◆ **GIVEN PROBLEM**: Answer with one number only: the number of lines that include the word "turned".

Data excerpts
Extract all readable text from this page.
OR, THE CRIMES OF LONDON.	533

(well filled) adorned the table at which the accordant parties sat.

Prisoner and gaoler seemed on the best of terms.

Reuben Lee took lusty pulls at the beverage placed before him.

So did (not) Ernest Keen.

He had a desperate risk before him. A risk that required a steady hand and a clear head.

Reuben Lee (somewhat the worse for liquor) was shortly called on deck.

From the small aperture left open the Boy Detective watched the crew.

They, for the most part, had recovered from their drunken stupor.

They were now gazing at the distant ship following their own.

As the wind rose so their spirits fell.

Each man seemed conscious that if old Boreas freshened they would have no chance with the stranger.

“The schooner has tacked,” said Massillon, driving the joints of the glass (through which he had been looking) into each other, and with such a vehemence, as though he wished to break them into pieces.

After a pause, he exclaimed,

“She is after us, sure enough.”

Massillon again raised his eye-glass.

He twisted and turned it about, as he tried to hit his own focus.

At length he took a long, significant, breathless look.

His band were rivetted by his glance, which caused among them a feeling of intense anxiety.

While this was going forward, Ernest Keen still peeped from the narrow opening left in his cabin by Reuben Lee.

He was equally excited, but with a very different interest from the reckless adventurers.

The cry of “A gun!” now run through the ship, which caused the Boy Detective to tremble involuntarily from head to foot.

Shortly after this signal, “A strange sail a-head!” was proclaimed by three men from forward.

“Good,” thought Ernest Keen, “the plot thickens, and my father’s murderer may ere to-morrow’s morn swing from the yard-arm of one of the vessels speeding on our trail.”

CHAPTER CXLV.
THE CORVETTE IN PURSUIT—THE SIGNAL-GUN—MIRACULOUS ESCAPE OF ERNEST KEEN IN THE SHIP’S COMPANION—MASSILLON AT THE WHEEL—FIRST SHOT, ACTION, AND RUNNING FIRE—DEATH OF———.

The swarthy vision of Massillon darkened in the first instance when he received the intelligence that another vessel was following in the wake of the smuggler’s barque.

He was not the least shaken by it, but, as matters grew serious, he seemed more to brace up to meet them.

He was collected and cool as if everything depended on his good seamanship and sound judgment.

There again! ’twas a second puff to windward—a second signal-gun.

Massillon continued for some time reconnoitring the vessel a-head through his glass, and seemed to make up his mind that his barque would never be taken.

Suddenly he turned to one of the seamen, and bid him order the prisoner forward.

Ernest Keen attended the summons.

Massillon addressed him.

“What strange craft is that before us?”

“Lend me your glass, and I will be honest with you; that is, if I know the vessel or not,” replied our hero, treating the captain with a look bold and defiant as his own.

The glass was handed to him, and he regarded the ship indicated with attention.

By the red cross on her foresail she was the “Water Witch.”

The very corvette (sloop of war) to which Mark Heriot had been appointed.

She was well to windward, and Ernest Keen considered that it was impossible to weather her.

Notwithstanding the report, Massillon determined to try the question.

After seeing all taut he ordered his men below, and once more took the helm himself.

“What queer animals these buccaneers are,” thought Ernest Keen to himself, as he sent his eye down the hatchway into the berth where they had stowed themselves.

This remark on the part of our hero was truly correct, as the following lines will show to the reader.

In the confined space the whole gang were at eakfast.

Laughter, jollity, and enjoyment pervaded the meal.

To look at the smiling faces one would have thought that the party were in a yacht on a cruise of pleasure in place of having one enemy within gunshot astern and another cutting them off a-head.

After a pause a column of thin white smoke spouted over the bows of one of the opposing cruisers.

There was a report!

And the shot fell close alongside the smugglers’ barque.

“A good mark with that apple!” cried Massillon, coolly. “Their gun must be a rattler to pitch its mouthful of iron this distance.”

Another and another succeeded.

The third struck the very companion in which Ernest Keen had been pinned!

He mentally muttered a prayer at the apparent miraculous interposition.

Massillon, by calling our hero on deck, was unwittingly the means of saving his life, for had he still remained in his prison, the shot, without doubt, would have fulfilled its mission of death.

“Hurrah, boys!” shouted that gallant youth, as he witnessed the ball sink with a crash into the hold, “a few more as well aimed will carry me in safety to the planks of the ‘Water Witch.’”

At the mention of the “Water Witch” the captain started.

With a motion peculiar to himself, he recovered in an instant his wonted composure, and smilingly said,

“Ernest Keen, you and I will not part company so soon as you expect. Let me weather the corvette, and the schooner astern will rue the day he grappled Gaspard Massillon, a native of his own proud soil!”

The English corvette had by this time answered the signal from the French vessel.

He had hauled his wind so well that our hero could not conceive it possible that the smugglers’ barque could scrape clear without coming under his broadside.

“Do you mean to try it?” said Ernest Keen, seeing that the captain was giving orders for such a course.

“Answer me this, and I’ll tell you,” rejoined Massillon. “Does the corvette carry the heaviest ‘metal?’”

◆ **COMPLETE ANSWER**: 2